Your objective
From the records below, copy every line that contains the word "Sphaleron".

Data listing
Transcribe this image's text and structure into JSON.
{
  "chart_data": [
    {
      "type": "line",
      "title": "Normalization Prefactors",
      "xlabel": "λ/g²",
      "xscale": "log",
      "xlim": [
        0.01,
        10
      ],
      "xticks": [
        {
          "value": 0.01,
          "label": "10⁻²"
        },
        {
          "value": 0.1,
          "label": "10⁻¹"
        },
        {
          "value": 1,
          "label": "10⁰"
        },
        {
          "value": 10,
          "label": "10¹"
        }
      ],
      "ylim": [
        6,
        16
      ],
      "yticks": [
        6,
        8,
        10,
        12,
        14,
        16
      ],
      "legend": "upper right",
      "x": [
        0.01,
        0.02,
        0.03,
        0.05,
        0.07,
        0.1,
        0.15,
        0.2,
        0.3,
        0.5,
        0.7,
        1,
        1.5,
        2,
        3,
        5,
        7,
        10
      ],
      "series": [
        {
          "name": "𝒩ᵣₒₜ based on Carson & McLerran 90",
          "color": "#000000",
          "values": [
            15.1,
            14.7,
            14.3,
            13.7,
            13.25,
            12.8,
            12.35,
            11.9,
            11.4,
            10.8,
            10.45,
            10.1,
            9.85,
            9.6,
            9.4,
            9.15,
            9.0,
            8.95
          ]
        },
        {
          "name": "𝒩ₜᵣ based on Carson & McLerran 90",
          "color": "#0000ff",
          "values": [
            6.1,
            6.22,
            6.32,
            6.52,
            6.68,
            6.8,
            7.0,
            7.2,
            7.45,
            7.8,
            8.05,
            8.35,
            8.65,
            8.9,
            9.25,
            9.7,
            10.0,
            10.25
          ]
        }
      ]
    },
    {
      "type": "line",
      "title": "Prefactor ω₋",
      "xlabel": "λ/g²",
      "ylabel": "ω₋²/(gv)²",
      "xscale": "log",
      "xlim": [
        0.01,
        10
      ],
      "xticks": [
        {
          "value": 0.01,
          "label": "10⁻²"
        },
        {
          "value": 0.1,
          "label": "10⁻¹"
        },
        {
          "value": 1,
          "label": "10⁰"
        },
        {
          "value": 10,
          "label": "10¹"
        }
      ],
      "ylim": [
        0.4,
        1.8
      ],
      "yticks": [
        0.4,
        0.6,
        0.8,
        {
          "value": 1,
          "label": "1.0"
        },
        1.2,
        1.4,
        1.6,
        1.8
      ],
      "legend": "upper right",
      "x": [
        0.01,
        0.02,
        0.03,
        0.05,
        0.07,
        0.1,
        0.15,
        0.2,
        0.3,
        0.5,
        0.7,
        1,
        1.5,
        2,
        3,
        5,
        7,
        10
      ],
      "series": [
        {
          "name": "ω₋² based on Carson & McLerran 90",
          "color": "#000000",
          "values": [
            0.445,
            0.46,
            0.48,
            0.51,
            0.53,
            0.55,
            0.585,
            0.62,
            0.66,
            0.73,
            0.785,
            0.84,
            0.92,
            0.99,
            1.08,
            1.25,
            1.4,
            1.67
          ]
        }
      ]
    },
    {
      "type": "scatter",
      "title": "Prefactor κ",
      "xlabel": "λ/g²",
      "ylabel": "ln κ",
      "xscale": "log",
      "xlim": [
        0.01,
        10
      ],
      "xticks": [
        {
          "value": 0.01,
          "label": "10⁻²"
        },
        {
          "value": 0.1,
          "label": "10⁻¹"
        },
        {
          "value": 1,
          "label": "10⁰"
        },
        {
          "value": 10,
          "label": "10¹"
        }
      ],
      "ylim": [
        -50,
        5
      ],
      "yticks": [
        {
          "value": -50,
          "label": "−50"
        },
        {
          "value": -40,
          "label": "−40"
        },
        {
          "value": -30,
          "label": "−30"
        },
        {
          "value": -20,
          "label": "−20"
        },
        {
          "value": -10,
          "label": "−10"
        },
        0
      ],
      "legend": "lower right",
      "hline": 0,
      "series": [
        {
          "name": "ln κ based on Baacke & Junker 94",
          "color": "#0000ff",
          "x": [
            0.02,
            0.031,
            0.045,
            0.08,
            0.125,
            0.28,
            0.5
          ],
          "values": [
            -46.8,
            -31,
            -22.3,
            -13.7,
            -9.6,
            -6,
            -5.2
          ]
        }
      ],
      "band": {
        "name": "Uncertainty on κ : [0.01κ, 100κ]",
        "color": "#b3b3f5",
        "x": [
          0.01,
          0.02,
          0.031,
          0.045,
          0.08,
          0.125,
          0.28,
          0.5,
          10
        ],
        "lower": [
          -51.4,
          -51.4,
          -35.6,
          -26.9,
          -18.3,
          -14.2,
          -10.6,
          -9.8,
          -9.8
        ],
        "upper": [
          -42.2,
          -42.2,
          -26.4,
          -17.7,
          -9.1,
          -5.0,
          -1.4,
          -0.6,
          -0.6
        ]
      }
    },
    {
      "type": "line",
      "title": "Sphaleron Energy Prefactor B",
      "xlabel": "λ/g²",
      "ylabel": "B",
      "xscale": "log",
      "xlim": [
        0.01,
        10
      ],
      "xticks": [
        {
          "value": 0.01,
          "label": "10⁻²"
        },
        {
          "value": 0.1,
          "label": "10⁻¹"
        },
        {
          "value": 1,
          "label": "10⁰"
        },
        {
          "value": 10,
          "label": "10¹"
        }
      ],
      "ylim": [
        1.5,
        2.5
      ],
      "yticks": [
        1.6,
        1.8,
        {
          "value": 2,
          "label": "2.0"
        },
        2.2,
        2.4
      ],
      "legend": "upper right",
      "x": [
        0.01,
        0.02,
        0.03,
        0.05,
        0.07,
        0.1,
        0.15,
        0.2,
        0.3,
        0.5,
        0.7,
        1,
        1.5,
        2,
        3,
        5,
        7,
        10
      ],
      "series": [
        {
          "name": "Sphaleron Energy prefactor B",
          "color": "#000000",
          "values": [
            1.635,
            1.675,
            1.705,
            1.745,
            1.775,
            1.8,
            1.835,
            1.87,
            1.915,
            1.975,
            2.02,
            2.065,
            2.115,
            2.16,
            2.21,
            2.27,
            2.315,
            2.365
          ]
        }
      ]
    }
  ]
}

Solution for this problem
      "title": "Sphaleron Energy Prefactor B",
          "name": "Sphaleron Energy prefactor B",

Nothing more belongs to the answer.